REQUIRED TASK> Omit the images, then output each of the records below exactly.

INPUT RECORDS>
┌──
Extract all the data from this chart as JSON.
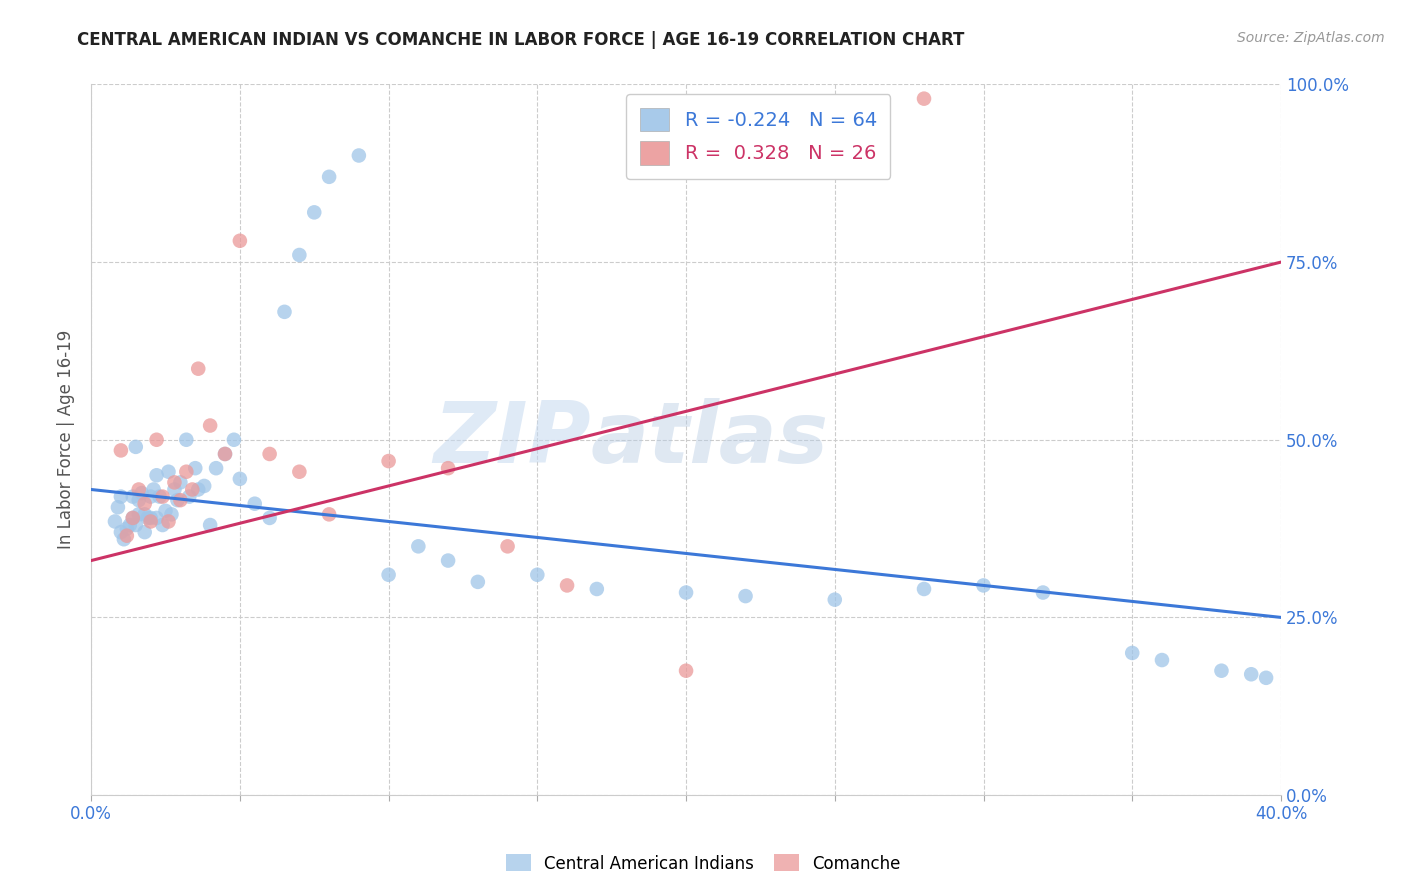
{
  "title": "CENTRAL AMERICAN INDIAN VS COMANCHE IN LABOR FORCE | AGE 16-19 CORRELATION CHART",
  "source": "Source: ZipAtlas.com",
  "ylabel": "In Labor Force | Age 16-19",
  "xlim": [
    0.0,
    0.4
  ],
  "ylim": [
    0.0,
    1.0
  ],
  "xticks": [
    0.0,
    0.05,
    0.1,
    0.15,
    0.2,
    0.25,
    0.3,
    0.35,
    0.4
  ],
  "xtick_labels": [
    "0.0%",
    "",
    "",
    "",
    "",
    "",
    "",
    "",
    "40.0%"
  ],
  "ytick_labels_right": [
    "0.0%",
    "25.0%",
    "50.0%",
    "75.0%",
    "100.0%"
  ],
  "yticks_right": [
    0.0,
    0.25,
    0.5,
    0.75,
    1.0
  ],
  "blue_color": "#9fc5e8",
  "pink_color": "#ea9999",
  "blue_line_color": "#3c78d8",
  "pink_line_color": "#cc3366",
  "legend_r_blue": "-0.224",
  "legend_n_blue": "64",
  "legend_r_pink": "0.328",
  "legend_n_pink": "26",
  "watermark_zip": "ZIP",
  "watermark_atlas": "atlas",
  "blue_scatter_x": [
    0.008,
    0.009,
    0.01,
    0.011,
    0.012,
    0.013,
    0.014,
    0.014,
    0.015,
    0.016,
    0.016,
    0.017,
    0.018,
    0.018,
    0.019,
    0.02,
    0.02,
    0.021,
    0.022,
    0.022,
    0.023,
    0.024,
    0.025,
    0.026,
    0.027,
    0.028,
    0.029,
    0.03,
    0.032,
    0.033,
    0.035,
    0.036,
    0.038,
    0.04,
    0.042,
    0.045,
    0.048,
    0.05,
    0.055,
    0.06,
    0.065,
    0.07,
    0.075,
    0.08,
    0.09,
    0.1,
    0.11,
    0.12,
    0.13,
    0.15,
    0.17,
    0.2,
    0.22,
    0.25,
    0.28,
    0.3,
    0.32,
    0.35,
    0.36,
    0.38,
    0.39,
    0.395,
    0.01,
    0.015
  ],
  "blue_scatter_y": [
    0.385,
    0.405,
    0.42,
    0.36,
    0.375,
    0.38,
    0.39,
    0.42,
    0.38,
    0.395,
    0.415,
    0.425,
    0.395,
    0.37,
    0.39,
    0.39,
    0.42,
    0.43,
    0.45,
    0.39,
    0.42,
    0.38,
    0.4,
    0.455,
    0.395,
    0.43,
    0.415,
    0.44,
    0.5,
    0.42,
    0.46,
    0.43,
    0.435,
    0.38,
    0.46,
    0.48,
    0.5,
    0.445,
    0.41,
    0.39,
    0.68,
    0.76,
    0.82,
    0.87,
    0.9,
    0.31,
    0.35,
    0.33,
    0.3,
    0.31,
    0.29,
    0.285,
    0.28,
    0.275,
    0.29,
    0.295,
    0.285,
    0.2,
    0.19,
    0.175,
    0.17,
    0.165,
    0.37,
    0.49
  ],
  "pink_scatter_x": [
    0.01,
    0.012,
    0.014,
    0.016,
    0.018,
    0.02,
    0.022,
    0.024,
    0.026,
    0.028,
    0.03,
    0.032,
    0.034,
    0.036,
    0.04,
    0.045,
    0.05,
    0.06,
    0.07,
    0.08,
    0.1,
    0.12,
    0.14,
    0.16,
    0.2,
    0.28
  ],
  "pink_scatter_y": [
    0.485,
    0.365,
    0.39,
    0.43,
    0.41,
    0.385,
    0.5,
    0.42,
    0.385,
    0.44,
    0.415,
    0.455,
    0.43,
    0.6,
    0.52,
    0.48,
    0.78,
    0.48,
    0.455,
    0.395,
    0.47,
    0.46,
    0.35,
    0.295,
    0.175,
    0.98
  ],
  "blue_line_x0": 0.0,
  "blue_line_y0": 0.43,
  "blue_line_x1": 0.4,
  "blue_line_y1": 0.25,
  "pink_line_x0": 0.0,
  "pink_line_y0": 0.33,
  "pink_line_x1": 0.4,
  "pink_line_y1": 0.75
}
└──
WRITTEN RESPONSE>
Extract all the data from this chart as JSON.
{
  "title": "CENTRAL AMERICAN INDIAN VS COMANCHE IN LABOR FORCE | AGE 16-19 CORRELATION CHART",
  "source": "Source: ZipAtlas.com",
  "ylabel": "In Labor Force | Age 16-19",
  "xlim": [
    0.0,
    0.4
  ],
  "ylim": [
    0.0,
    1.0
  ],
  "xticks": [
    0.0,
    0.05,
    0.1,
    0.15,
    0.2,
    0.25,
    0.3,
    0.35,
    0.4
  ],
  "xtick_labels": [
    "0.0%",
    "",
    "",
    "",
    "",
    "",
    "",
    "",
    "40.0%"
  ],
  "ytick_labels_right": [
    "0.0%",
    "25.0%",
    "50.0%",
    "75.0%",
    "100.0%"
  ],
  "yticks_right": [
    0.0,
    0.25,
    0.5,
    0.75,
    1.0
  ],
  "blue_color": "#9fc5e8",
  "pink_color": "#ea9999",
  "blue_line_color": "#3c78d8",
  "pink_line_color": "#cc3366",
  "legend_r_blue": "-0.224",
  "legend_n_blue": "64",
  "legend_r_pink": "0.328",
  "legend_n_pink": "26",
  "watermark_zip": "ZIP",
  "watermark_atlas": "atlas",
  "blue_scatter_x": [
    0.008,
    0.009,
    0.01,
    0.011,
    0.012,
    0.013,
    0.014,
    0.014,
    0.015,
    0.016,
    0.016,
    0.017,
    0.018,
    0.018,
    0.019,
    0.02,
    0.02,
    0.021,
    0.022,
    0.022,
    0.023,
    0.024,
    0.025,
    0.026,
    0.027,
    0.028,
    0.029,
    0.03,
    0.032,
    0.033,
    0.035,
    0.036,
    0.038,
    0.04,
    0.042,
    0.045,
    0.048,
    0.05,
    0.055,
    0.06,
    0.065,
    0.07,
    0.075,
    0.08,
    0.09,
    0.1,
    0.11,
    0.12,
    0.13,
    0.15,
    0.17,
    0.2,
    0.22,
    0.25,
    0.28,
    0.3,
    0.32,
    0.35,
    0.36,
    0.38,
    0.39,
    0.395,
    0.01,
    0.015
  ],
  "blue_scatter_y": [
    0.385,
    0.405,
    0.42,
    0.36,
    0.375,
    0.38,
    0.39,
    0.42,
    0.38,
    0.395,
    0.415,
    0.425,
    0.395,
    0.37,
    0.39,
    0.39,
    0.42,
    0.43,
    0.45,
    0.39,
    0.42,
    0.38,
    0.4,
    0.455,
    0.395,
    0.43,
    0.415,
    0.44,
    0.5,
    0.42,
    0.46,
    0.43,
    0.435,
    0.38,
    0.46,
    0.48,
    0.5,
    0.445,
    0.41,
    0.39,
    0.68,
    0.76,
    0.82,
    0.87,
    0.9,
    0.31,
    0.35,
    0.33,
    0.3,
    0.31,
    0.29,
    0.285,
    0.28,
    0.275,
    0.29,
    0.295,
    0.285,
    0.2,
    0.19,
    0.175,
    0.17,
    0.165,
    0.37,
    0.49
  ],
  "pink_scatter_x": [
    0.01,
    0.012,
    0.014,
    0.016,
    0.018,
    0.02,
    0.022,
    0.024,
    0.026,
    0.028,
    0.03,
    0.032,
    0.034,
    0.036,
    0.04,
    0.045,
    0.05,
    0.06,
    0.07,
    0.08,
    0.1,
    0.12,
    0.14,
    0.16,
    0.2,
    0.28
  ],
  "pink_scatter_y": [
    0.485,
    0.365,
    0.39,
    0.43,
    0.41,
    0.385,
    0.5,
    0.42,
    0.385,
    0.44,
    0.415,
    0.455,
    0.43,
    0.6,
    0.52,
    0.48,
    0.78,
    0.48,
    0.455,
    0.395,
    0.47,
    0.46,
    0.35,
    0.295,
    0.175,
    0.98
  ],
  "blue_line_x0": 0.0,
  "blue_line_y0": 0.43,
  "blue_line_x1": 0.4,
  "blue_line_y1": 0.25,
  "pink_line_x0": 0.0,
  "pink_line_y0": 0.33,
  "pink_line_x1": 0.4,
  "pink_line_y1": 0.75
}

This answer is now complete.